SET TASK: Every line of the data that contains the string "this" must be copied.

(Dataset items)

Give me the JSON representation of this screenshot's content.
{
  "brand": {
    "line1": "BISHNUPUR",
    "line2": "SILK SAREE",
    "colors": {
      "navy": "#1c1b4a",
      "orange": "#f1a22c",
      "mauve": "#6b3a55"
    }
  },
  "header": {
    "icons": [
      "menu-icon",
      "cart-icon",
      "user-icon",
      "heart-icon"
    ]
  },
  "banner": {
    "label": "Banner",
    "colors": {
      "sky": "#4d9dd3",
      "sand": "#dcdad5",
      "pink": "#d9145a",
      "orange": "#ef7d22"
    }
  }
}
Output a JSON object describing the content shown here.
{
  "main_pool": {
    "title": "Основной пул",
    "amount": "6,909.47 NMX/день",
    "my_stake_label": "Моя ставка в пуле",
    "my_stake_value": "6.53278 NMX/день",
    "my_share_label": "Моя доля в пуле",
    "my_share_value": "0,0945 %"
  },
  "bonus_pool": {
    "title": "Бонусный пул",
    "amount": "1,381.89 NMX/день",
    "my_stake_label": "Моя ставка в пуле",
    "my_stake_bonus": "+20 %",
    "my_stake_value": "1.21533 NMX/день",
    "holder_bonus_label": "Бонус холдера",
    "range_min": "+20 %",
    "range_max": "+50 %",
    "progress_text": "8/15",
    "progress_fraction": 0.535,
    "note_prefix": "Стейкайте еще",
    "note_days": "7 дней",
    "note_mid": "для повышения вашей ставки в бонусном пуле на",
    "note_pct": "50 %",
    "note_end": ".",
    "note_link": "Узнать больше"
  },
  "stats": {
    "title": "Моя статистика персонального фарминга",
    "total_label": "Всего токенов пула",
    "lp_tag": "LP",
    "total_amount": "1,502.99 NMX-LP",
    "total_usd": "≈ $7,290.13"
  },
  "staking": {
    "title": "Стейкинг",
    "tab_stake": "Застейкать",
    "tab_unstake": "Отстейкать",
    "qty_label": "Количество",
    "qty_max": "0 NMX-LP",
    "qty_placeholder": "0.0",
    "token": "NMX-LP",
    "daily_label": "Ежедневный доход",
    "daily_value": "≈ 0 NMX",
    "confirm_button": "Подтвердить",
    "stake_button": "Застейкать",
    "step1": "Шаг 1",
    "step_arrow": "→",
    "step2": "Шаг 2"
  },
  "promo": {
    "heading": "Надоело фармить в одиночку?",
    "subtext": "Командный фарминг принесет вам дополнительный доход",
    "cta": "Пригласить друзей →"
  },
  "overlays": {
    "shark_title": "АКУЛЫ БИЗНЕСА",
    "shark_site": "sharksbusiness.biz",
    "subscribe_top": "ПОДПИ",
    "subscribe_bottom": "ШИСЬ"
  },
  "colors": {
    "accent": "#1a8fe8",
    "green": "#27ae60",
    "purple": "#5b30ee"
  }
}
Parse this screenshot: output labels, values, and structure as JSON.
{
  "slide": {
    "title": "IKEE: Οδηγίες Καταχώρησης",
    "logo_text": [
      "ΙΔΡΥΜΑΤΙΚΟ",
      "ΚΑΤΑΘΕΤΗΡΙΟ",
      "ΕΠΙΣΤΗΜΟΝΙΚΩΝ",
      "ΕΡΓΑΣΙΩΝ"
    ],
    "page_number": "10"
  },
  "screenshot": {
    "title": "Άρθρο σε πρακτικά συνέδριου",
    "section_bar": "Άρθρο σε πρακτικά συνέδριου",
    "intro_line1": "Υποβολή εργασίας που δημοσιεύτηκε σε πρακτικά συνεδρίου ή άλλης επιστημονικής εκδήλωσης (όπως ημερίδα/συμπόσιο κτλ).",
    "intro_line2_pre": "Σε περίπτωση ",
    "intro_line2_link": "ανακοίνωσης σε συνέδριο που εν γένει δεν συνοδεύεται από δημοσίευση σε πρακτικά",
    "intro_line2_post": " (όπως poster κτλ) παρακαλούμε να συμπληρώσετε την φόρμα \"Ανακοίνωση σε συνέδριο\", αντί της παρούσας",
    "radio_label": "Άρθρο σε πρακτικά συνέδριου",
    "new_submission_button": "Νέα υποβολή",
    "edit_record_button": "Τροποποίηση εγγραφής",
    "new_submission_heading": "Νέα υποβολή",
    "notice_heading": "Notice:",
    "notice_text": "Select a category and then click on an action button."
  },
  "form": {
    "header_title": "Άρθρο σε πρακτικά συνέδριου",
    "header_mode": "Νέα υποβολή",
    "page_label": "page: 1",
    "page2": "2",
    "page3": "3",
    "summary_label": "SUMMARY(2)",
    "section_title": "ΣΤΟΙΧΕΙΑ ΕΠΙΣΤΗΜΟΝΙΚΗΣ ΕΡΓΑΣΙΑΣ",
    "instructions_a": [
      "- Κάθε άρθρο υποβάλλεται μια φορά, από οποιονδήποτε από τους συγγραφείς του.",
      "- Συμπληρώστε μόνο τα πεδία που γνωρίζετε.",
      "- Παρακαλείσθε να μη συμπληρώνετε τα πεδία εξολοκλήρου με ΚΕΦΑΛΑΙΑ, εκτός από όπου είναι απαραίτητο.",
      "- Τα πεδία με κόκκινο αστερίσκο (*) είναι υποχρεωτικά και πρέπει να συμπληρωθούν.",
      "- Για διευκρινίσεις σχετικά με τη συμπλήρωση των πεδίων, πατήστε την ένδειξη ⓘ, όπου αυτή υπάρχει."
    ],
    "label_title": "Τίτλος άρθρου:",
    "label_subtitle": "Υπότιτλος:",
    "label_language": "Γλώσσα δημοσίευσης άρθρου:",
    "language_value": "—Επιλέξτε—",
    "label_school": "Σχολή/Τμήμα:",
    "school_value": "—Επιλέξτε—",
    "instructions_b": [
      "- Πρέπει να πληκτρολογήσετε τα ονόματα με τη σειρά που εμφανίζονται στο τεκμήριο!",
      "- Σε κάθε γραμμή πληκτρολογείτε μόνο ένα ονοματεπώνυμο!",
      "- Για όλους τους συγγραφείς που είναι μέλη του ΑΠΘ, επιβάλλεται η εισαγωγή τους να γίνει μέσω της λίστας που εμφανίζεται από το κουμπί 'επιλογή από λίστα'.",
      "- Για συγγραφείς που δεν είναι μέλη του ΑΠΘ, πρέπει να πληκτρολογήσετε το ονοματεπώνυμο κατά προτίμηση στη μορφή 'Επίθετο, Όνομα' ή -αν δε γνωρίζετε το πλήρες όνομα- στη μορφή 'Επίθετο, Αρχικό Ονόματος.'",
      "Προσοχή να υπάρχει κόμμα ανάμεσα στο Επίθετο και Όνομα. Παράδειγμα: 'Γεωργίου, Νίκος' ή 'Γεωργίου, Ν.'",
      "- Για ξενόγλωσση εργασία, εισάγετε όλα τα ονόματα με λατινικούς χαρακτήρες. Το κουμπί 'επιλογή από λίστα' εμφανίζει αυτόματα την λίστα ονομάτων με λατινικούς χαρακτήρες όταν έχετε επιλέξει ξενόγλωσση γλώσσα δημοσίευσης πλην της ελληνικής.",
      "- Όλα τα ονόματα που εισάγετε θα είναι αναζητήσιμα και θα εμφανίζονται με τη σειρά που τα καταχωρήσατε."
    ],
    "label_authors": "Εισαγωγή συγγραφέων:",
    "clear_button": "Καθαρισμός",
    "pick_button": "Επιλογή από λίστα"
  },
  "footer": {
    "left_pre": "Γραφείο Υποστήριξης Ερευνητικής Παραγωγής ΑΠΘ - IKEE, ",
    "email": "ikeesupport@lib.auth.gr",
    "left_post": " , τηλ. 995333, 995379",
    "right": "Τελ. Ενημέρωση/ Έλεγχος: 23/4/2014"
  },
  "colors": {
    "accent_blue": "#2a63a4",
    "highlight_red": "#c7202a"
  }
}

...

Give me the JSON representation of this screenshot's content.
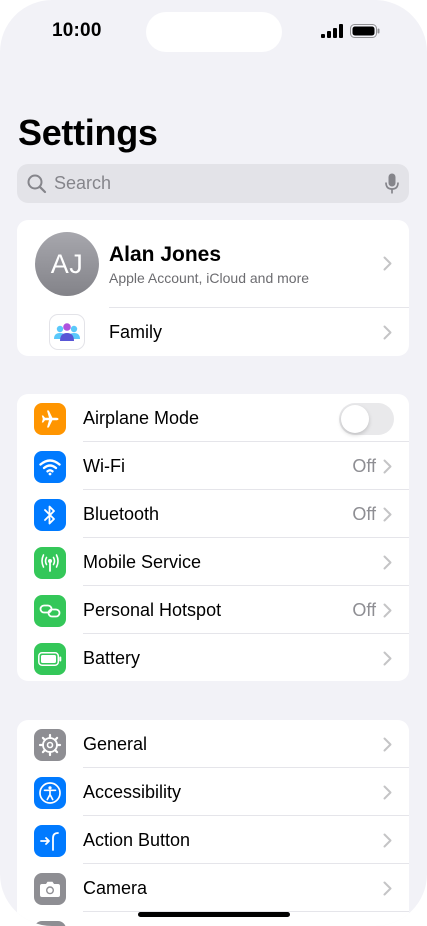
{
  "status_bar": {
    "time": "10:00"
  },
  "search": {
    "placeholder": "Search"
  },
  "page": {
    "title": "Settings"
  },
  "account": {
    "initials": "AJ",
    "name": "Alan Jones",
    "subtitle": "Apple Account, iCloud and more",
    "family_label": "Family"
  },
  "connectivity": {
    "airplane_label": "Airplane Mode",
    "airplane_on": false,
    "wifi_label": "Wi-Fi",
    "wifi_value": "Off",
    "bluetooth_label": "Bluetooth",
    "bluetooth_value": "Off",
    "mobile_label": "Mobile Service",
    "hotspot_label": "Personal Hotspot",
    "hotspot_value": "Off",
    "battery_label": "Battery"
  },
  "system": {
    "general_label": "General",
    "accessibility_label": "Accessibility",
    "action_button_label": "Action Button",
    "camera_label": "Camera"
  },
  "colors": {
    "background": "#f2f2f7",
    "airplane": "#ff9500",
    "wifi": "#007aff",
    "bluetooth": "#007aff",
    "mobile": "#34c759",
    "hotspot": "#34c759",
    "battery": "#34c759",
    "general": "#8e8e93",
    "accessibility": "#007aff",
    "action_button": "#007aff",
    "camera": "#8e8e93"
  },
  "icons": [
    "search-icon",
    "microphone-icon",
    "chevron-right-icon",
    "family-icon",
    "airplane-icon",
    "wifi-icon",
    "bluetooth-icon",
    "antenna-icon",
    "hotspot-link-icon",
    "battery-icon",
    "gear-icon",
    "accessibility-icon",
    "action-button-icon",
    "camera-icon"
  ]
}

--

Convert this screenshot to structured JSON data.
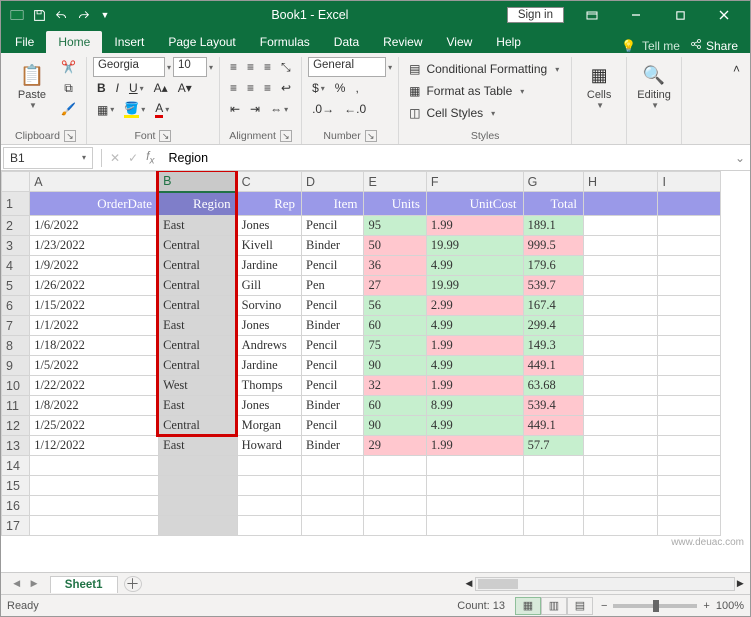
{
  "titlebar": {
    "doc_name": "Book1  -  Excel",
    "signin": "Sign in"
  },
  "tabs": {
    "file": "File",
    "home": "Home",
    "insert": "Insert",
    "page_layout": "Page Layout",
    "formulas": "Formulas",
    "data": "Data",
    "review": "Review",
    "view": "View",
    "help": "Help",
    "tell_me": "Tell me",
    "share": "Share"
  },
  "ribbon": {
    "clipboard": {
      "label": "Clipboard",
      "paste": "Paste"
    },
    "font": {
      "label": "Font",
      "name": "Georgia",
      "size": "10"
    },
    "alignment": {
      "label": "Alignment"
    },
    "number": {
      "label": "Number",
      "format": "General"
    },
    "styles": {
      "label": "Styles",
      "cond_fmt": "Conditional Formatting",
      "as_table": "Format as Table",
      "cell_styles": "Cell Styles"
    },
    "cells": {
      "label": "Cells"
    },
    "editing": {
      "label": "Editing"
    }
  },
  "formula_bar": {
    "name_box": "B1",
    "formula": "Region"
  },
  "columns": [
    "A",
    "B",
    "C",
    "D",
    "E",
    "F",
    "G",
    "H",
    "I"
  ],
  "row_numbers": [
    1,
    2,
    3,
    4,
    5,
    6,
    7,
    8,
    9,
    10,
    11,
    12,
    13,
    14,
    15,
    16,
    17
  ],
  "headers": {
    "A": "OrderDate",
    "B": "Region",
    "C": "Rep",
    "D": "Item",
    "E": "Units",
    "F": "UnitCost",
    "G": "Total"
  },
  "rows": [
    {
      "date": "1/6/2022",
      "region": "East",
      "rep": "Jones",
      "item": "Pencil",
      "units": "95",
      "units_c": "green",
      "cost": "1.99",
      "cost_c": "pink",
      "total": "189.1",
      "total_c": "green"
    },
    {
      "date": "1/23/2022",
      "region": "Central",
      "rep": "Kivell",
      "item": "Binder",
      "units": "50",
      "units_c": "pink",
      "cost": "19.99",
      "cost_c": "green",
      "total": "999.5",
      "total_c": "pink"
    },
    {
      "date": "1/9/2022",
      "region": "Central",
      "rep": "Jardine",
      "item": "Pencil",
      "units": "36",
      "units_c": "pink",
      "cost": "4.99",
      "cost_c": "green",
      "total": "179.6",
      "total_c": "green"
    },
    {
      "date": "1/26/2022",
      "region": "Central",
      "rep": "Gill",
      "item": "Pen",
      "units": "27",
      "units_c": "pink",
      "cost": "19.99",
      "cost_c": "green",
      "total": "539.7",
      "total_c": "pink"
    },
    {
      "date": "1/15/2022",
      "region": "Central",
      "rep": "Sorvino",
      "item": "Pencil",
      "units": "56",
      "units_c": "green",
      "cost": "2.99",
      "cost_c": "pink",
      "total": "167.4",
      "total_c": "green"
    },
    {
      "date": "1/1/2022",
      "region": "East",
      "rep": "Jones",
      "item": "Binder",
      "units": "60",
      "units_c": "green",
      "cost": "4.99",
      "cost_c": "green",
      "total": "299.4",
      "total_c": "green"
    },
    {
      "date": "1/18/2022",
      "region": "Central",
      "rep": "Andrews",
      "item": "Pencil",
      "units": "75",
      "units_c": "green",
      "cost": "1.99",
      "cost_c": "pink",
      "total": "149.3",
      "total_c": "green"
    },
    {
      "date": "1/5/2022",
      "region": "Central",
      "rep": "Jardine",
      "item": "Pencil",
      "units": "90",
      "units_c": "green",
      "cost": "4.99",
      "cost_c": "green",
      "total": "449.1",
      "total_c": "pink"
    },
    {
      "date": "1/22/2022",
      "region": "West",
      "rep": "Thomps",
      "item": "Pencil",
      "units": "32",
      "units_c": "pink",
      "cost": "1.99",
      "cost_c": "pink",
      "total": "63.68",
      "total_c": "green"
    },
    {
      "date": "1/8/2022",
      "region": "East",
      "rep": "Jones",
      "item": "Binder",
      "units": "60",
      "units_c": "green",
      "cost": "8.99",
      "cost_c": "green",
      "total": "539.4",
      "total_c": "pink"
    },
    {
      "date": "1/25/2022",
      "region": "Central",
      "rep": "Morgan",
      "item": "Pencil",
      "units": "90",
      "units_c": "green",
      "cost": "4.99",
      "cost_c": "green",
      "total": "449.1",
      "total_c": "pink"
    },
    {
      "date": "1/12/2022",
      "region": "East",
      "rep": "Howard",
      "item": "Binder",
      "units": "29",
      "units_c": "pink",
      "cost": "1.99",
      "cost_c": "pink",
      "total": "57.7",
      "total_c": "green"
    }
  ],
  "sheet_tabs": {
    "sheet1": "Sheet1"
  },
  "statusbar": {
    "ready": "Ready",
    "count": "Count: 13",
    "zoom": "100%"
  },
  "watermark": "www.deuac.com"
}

THE RESULT:
Give me the JSON representation of this screenshot's content.
Parse this screenshot: output labels, values, and structure as JSON.
Give me the JSON representation of this screenshot's content.
Convert this screenshot to structured JSON data.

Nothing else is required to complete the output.